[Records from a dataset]
☆ ☆ ☆ ☆ ☆

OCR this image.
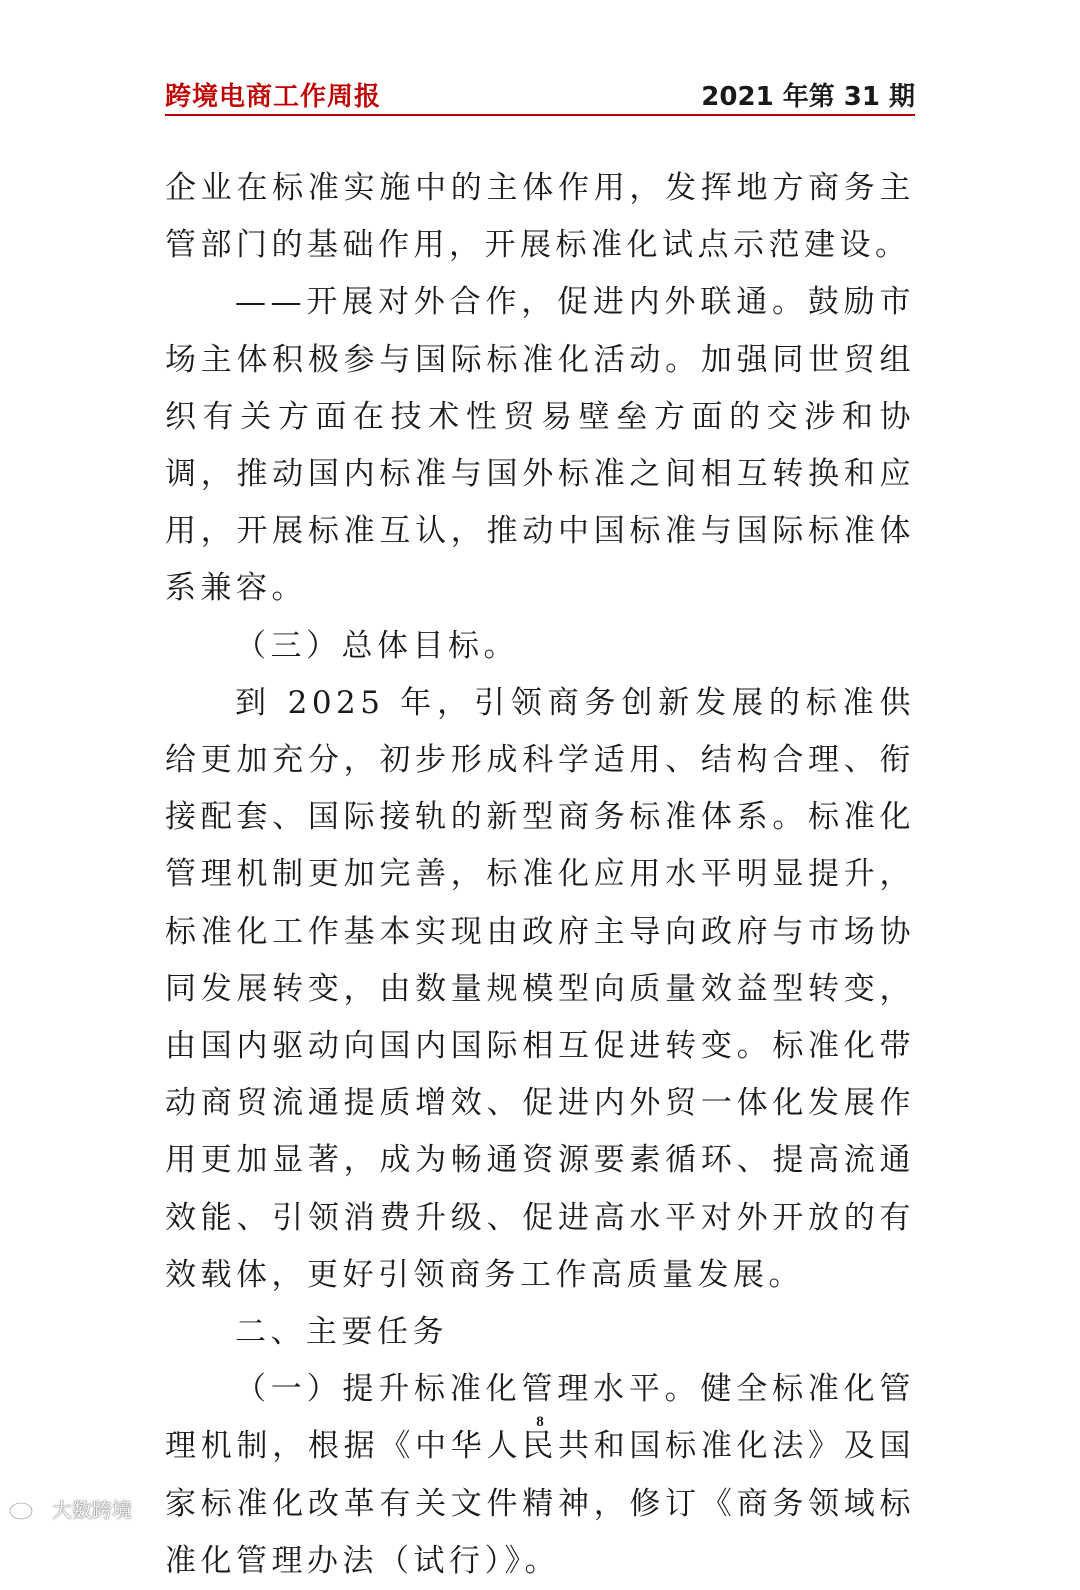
跨境电商工作周报	2021 年第 31 期

企业在标准实施中的主体作用，发挥地方商务主管部门的基础作用，开展标准化试点示范建设。

——开展对外合作，促进内外联通。鼓励市场主体积极参与国际标准化活动。加强同世贸组织有关方面在技术性贸易壁垒方面的交涉和协调，推动国内标准与国外标准之间相互转换和应用，开展标准互认，推动中国标准与国际标准体系兼容。

（三）总体目标。

到 2025 年，引领商务创新发展的标准供给更加充分，初步形成科学适用、结构合理、衔接配套、国际接轨的新型商务标准体系。标准化管理机制更加完善，标准化应用水平明显提升，标准化工作基本实现由政府主导向政府与市场协同发展转变，由数量规模型向质量效益型转变，由国内驱动向国内国际相互促进转变。标准化带动商贸流通提质增效、促进内外贸一体化发展作用更加显著，成为畅通资源要素循环、提高流通效能、引领消费升级、促进高水平对外开放的有效载体，更好引领商务工作高质量发展。

二、主要任务

（一）提升标准化管理水平。健全标准化管理机制，根据《中华人民共和国标准化法》及国家标准化改革有关文件精神，修订《商务领域标准化管理办法（试行）》。

8
大数跨境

☆ ☆ ☆ ☆ ☆

Reproduce the full listing faithfully, but do not carry over any pictures.

OCR this image.
跨境电商工作周报	2021 年第 31 期

企业在标准实施中的主体作用，发挥地方商务主管部门的基础作用，开展标准化试点示范建设。

——开展对外合作，促进内外联通。鼓励市场主体积极参与国际标准化活动。加强同世贸组织有关方面在技术性贸易壁垒方面的交涉和协调，推动国内标准与国外标准之间相互转换和应用，开展标准互认，推动中国标准与国际标准体系兼容。

（三）总体目标。

到 2025 年，引领商务创新发展的标准供给更加充分，初步形成科学适用、结构合理、衔接配套、国际接轨的新型商务标准体系。标准化管理机制更加完善，标准化应用水平明显提升，标准化工作基本实现由政府主导向政府与市场协同发展转变，由数量规模型向质量效益型转变，由国内驱动向国内国际相互促进转变。标准化带动商贸流通提质增效、促进内外贸一体化发展作用更加显著，成为畅通资源要素循环、提高流通效能、引领消费升级、促进高水平对外开放的有效载体，更好引领商务工作高质量发展。

二、主要任务

（一）提升标准化管理水平。健全标准化管理机制，根据《中华人民共和国标准化法》及国家标准化改革有关文件精神，修订《商务领域标准化管理办法（试行）》。

8
大数跨境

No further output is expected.